Entries supplied:
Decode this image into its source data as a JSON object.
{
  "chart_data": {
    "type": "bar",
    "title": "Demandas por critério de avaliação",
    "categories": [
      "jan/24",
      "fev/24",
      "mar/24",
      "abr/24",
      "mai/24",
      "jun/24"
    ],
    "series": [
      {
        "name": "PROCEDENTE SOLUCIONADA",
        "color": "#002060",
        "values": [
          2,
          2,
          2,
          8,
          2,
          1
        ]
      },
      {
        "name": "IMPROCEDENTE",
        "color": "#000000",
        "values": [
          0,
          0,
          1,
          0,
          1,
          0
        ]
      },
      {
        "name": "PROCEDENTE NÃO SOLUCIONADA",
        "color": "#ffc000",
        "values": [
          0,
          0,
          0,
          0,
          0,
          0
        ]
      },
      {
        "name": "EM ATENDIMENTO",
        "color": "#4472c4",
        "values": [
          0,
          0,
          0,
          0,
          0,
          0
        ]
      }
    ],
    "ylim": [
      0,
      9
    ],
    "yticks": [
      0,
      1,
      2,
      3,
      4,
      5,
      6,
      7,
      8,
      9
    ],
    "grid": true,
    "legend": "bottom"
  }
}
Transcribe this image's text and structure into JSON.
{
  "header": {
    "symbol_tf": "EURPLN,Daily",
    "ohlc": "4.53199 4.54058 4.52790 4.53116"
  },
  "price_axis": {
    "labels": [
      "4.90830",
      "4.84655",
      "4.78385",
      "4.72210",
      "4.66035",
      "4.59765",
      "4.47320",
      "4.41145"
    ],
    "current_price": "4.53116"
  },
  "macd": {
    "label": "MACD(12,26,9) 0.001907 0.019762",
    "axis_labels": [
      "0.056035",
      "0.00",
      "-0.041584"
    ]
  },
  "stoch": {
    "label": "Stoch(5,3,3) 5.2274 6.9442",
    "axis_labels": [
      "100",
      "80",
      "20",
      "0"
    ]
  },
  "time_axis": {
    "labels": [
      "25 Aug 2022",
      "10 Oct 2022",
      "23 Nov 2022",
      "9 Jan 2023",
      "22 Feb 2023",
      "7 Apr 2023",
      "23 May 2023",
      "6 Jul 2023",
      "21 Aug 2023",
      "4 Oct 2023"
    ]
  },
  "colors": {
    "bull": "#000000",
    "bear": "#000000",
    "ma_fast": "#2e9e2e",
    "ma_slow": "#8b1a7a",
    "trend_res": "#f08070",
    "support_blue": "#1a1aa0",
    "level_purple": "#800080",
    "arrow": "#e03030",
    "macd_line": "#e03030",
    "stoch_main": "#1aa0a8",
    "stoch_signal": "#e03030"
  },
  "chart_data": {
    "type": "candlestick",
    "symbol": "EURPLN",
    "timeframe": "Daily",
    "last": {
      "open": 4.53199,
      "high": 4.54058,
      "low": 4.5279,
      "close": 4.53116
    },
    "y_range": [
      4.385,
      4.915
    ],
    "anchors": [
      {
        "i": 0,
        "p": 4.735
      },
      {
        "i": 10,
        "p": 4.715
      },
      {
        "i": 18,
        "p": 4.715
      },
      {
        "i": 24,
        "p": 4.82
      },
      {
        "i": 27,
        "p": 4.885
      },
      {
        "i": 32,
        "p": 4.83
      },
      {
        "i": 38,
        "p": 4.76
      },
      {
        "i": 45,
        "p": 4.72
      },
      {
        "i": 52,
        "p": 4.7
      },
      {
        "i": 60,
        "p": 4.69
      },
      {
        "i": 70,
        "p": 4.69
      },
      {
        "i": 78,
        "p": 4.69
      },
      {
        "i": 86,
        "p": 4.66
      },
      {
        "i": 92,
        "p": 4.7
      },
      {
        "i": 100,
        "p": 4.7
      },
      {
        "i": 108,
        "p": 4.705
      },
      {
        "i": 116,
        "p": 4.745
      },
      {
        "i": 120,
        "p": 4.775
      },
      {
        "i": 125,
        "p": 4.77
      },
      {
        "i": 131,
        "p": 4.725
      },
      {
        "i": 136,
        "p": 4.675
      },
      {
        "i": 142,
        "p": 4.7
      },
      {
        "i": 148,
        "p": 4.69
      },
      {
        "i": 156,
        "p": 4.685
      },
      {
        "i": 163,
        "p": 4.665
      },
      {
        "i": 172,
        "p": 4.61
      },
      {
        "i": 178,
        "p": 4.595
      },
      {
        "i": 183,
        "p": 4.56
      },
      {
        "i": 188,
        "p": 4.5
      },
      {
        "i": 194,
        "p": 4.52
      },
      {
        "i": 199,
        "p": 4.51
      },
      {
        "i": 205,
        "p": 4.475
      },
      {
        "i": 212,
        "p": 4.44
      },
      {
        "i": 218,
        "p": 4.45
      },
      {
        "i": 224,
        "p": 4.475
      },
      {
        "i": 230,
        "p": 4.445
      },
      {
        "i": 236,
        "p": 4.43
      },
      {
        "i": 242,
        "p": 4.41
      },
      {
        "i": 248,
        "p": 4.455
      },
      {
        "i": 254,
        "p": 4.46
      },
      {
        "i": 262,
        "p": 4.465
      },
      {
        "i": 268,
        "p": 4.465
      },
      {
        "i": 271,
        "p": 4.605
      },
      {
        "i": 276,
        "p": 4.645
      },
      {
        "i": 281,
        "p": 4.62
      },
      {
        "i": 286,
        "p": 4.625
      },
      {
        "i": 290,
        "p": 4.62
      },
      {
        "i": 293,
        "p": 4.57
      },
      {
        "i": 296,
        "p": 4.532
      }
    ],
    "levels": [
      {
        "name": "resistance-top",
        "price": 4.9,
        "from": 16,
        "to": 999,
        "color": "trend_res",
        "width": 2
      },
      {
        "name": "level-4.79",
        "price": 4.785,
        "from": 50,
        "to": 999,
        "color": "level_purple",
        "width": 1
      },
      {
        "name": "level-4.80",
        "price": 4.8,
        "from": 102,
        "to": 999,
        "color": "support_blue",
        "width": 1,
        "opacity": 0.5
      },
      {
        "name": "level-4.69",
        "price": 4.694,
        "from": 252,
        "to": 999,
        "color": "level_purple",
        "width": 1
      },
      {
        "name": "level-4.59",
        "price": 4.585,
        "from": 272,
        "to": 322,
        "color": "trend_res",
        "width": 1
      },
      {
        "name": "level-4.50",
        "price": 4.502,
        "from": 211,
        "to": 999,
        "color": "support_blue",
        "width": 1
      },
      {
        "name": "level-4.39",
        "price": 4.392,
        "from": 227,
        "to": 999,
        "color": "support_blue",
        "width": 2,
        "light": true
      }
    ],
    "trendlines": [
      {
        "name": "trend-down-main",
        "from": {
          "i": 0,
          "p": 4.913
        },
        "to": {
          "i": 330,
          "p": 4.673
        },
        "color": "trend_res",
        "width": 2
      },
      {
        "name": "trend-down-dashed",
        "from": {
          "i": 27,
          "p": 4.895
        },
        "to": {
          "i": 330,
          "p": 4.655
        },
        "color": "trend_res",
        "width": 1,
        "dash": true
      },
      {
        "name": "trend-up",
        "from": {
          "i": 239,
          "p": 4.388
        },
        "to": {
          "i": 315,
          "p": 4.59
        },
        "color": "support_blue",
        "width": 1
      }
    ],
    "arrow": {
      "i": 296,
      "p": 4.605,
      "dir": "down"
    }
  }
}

Exercise: Copy out the lines that hold "down".

The answer:
        "name": "trend-down-main",
        "name": "trend-down-dashed",
      "dir": "down"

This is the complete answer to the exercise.